DATA:

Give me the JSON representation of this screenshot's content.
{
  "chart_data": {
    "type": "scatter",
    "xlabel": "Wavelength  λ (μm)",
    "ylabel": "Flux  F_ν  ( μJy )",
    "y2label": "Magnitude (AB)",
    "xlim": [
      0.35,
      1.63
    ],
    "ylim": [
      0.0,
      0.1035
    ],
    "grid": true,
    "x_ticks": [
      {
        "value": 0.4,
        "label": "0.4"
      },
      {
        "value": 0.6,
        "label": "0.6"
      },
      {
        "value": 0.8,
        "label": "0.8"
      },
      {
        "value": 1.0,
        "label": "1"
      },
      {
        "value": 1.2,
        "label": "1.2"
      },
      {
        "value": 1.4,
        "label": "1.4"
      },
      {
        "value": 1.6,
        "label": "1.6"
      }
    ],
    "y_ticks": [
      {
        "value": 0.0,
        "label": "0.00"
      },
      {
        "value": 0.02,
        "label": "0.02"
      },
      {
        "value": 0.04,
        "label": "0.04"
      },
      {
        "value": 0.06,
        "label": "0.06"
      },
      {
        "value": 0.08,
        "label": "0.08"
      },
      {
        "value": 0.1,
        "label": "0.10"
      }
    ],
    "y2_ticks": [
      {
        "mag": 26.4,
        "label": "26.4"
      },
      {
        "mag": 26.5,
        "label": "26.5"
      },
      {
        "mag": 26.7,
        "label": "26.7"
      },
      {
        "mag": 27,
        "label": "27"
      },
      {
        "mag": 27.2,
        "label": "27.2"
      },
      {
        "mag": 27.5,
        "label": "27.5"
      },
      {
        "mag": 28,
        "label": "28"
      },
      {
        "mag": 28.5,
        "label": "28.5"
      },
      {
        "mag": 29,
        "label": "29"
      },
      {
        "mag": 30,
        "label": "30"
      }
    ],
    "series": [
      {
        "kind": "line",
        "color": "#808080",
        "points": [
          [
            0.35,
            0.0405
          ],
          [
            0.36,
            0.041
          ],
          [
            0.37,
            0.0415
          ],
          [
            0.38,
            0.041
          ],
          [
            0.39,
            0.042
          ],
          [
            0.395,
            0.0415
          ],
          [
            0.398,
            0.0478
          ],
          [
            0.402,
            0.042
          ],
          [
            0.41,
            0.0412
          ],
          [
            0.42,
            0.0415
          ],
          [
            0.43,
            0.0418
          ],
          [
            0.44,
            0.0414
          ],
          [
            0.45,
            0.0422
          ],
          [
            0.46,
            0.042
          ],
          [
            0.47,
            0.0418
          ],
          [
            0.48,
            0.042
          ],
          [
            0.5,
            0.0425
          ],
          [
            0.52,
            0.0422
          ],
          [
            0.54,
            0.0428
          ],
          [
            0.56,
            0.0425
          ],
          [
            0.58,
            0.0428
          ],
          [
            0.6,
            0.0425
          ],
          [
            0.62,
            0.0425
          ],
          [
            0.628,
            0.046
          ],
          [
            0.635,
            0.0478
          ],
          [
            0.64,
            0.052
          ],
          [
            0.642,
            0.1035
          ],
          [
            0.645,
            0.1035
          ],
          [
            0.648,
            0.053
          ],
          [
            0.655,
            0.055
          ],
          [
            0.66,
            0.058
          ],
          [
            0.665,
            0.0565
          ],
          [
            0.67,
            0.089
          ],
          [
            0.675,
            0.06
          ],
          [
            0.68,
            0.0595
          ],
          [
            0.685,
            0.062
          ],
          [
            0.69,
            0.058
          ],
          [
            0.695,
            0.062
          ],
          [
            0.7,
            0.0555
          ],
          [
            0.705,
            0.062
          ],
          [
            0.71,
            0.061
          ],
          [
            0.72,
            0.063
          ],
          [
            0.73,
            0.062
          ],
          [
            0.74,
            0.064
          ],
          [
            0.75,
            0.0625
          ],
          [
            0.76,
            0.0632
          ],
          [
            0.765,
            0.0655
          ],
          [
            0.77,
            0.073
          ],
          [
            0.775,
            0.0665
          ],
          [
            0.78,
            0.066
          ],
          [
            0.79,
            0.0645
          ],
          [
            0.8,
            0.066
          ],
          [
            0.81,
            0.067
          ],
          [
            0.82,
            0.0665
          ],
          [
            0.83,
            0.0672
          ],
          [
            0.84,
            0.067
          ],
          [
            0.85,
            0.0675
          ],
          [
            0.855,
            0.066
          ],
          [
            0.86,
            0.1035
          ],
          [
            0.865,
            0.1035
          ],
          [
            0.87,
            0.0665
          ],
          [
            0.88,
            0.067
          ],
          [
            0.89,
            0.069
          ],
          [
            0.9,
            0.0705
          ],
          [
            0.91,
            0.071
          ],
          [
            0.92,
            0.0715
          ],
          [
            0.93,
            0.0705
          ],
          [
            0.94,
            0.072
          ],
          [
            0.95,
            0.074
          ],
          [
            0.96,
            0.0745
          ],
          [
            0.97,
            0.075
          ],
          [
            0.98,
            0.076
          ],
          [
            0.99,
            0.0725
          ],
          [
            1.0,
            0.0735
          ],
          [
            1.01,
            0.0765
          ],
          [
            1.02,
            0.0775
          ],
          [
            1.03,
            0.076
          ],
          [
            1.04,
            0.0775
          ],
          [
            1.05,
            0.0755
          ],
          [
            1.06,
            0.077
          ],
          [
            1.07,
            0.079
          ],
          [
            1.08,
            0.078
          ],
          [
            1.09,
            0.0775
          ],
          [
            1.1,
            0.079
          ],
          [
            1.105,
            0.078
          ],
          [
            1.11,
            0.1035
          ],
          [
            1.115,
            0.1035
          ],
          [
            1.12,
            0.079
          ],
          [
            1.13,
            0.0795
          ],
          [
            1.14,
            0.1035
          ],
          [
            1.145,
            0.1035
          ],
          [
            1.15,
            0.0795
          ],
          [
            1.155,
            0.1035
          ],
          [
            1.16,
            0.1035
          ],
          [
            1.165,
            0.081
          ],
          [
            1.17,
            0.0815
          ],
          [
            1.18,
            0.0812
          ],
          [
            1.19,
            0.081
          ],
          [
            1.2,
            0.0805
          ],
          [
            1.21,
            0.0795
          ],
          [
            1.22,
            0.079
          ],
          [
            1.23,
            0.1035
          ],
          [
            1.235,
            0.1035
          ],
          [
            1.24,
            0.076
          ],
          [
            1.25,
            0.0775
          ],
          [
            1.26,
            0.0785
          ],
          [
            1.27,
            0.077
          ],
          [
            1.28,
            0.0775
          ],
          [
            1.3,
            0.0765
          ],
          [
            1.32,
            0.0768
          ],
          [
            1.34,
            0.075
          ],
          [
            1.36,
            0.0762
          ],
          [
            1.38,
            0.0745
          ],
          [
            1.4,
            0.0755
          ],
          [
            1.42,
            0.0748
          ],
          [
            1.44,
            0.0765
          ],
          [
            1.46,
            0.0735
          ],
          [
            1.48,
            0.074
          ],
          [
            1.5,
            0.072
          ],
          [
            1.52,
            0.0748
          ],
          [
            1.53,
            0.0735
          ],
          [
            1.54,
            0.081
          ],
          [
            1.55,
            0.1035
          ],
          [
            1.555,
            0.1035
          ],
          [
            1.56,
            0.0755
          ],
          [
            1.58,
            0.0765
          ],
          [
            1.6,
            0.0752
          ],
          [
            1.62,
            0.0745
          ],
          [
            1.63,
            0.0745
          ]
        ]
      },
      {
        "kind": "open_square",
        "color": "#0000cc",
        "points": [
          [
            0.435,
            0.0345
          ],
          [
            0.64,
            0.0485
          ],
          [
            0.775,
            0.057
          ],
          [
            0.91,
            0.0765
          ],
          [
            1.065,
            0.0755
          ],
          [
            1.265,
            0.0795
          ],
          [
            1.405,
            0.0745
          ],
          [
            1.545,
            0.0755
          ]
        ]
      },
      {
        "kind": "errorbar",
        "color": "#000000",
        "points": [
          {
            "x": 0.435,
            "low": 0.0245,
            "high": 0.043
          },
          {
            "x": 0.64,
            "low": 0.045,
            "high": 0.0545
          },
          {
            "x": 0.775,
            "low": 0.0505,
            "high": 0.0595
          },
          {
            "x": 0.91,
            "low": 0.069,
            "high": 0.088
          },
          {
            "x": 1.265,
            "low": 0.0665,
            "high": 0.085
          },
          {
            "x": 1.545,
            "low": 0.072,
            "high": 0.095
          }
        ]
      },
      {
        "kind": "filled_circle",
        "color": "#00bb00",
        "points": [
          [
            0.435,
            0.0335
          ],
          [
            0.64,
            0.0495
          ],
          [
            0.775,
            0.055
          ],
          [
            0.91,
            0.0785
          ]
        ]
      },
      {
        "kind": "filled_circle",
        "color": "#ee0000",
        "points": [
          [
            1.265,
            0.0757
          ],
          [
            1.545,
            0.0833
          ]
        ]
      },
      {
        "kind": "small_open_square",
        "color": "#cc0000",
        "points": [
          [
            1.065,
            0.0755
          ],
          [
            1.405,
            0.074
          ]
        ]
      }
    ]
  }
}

DIRECTIVE:
Determine how many lines above contain "kind" as a word or string. Give the number alone.

SOLUTION TO THE PROBLEM:
6